* BEGIN *
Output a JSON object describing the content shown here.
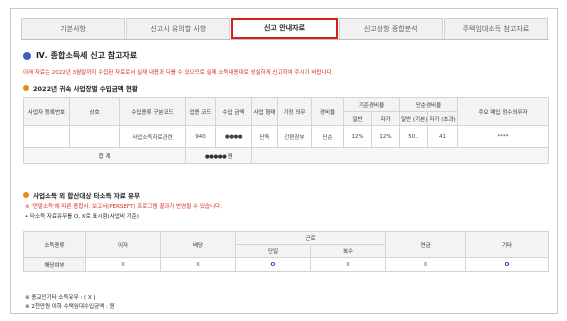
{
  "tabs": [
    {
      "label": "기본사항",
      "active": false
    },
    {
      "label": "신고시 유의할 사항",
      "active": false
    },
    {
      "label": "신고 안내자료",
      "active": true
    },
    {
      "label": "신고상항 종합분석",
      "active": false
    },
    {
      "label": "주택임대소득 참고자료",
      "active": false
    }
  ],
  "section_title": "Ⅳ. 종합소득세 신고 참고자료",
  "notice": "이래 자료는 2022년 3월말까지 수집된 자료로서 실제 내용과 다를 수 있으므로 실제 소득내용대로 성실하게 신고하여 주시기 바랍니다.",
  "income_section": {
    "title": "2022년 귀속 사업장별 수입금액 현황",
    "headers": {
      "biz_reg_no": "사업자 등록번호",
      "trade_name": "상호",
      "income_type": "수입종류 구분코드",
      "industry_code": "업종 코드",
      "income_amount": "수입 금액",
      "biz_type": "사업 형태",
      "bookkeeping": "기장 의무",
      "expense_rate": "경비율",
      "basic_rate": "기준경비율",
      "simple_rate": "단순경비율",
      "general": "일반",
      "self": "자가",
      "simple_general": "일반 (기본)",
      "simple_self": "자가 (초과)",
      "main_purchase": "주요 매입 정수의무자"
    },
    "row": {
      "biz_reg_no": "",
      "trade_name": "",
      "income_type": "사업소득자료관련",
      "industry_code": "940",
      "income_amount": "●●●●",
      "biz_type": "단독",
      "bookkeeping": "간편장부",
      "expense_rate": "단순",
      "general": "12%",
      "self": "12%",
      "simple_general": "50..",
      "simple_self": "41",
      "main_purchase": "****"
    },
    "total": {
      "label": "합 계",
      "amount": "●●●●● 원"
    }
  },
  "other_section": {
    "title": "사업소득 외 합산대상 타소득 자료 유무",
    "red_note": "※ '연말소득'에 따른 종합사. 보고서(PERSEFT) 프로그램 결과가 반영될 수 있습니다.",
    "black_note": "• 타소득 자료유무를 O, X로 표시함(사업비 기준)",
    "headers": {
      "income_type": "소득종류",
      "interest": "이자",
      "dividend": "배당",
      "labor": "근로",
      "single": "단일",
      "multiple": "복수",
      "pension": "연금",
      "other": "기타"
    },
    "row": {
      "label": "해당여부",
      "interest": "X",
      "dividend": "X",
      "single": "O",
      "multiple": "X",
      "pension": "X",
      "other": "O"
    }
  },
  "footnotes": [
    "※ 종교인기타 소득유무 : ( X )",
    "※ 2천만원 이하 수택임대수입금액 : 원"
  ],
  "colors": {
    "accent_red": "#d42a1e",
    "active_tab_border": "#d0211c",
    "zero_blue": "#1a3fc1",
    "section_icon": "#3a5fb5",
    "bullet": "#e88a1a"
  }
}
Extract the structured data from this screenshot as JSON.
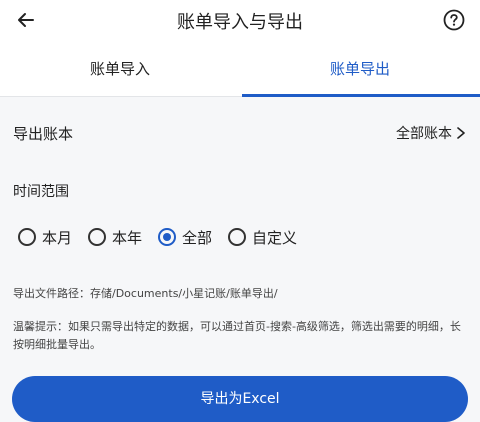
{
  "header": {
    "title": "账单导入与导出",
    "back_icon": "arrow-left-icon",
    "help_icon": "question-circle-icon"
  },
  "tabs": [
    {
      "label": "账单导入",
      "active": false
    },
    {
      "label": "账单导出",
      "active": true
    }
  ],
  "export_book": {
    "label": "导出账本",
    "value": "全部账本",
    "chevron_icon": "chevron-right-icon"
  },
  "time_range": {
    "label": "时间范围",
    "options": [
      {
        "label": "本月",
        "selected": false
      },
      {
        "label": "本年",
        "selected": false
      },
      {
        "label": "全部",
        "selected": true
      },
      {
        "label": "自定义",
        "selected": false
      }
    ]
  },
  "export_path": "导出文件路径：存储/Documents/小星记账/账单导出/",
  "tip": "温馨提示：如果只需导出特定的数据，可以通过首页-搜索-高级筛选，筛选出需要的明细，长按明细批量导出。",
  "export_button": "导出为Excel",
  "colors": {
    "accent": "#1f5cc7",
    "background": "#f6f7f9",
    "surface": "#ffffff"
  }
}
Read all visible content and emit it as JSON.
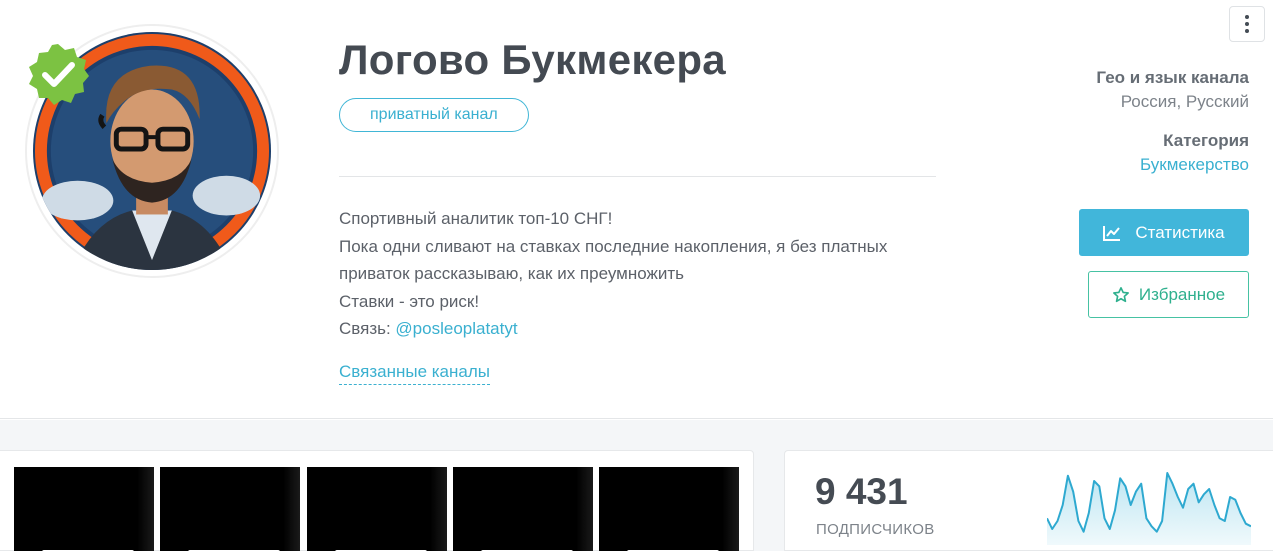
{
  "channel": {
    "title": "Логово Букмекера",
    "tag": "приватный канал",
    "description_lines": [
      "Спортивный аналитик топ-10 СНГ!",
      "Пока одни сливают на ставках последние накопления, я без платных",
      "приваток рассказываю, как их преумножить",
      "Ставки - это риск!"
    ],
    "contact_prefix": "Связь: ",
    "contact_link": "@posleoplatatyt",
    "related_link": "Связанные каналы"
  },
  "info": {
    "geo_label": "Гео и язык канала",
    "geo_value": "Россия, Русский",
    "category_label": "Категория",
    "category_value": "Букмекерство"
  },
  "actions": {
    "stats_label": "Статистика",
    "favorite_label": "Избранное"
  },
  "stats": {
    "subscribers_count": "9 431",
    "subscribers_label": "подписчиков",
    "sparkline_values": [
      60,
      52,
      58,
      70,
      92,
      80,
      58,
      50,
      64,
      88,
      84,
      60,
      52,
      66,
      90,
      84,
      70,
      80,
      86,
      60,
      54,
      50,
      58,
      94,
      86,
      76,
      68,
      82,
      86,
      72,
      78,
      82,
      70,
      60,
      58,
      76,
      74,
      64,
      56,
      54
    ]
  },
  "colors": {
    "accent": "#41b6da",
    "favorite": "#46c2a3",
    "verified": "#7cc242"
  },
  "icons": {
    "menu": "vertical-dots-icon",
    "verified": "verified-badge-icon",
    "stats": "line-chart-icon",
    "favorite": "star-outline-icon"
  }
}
* END *
* BEGIN *
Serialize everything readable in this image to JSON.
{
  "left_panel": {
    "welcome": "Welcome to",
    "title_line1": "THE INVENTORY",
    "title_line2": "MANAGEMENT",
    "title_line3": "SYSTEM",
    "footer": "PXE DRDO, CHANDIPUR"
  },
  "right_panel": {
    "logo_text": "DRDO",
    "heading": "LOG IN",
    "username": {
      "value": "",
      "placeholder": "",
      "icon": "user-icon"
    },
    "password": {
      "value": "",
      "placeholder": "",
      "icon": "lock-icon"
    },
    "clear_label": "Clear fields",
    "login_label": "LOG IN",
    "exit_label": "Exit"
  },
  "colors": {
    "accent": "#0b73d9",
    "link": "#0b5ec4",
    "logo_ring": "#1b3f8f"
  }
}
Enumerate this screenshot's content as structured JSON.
* END *
Set problem:
Transcribe word for word the lines from the one holding "Serialize everything readable" through the one holding "Enumerate this screenshot's". Include both, and add nothing.

Exercise output:
Serialize everything readable in this image to JSON.
{
  "left_panel": {
    "welcome": "Welcome to",
    "title_line1": "THE INVENTORY",
    "title_line2": "MANAGEMENT",
    "title_line3": "SYSTEM",
    "footer": "PXE DRDO, CHANDIPUR"
  },
  "right_panel": {
    "logo_text": "DRDO",
    "heading": "LOG IN",
    "username": {
      "value": "",
      "placeholder": "",
      "icon": "user-icon"
    },
    "password": {
      "value": "",
      "placeholder": "",
      "icon": "lock-icon"
    },
    "clear_label": "Clear fields",
    "login_label": "LOG IN",
    "exit_label": "Exit"
  },
  "colors": {
    "accent": "#0b73d9",
    "link": "#0b5ec4",
    "logo_ring": "#1b3f8f"
  }
}
Enumerate this screenshot's content as structured JSON.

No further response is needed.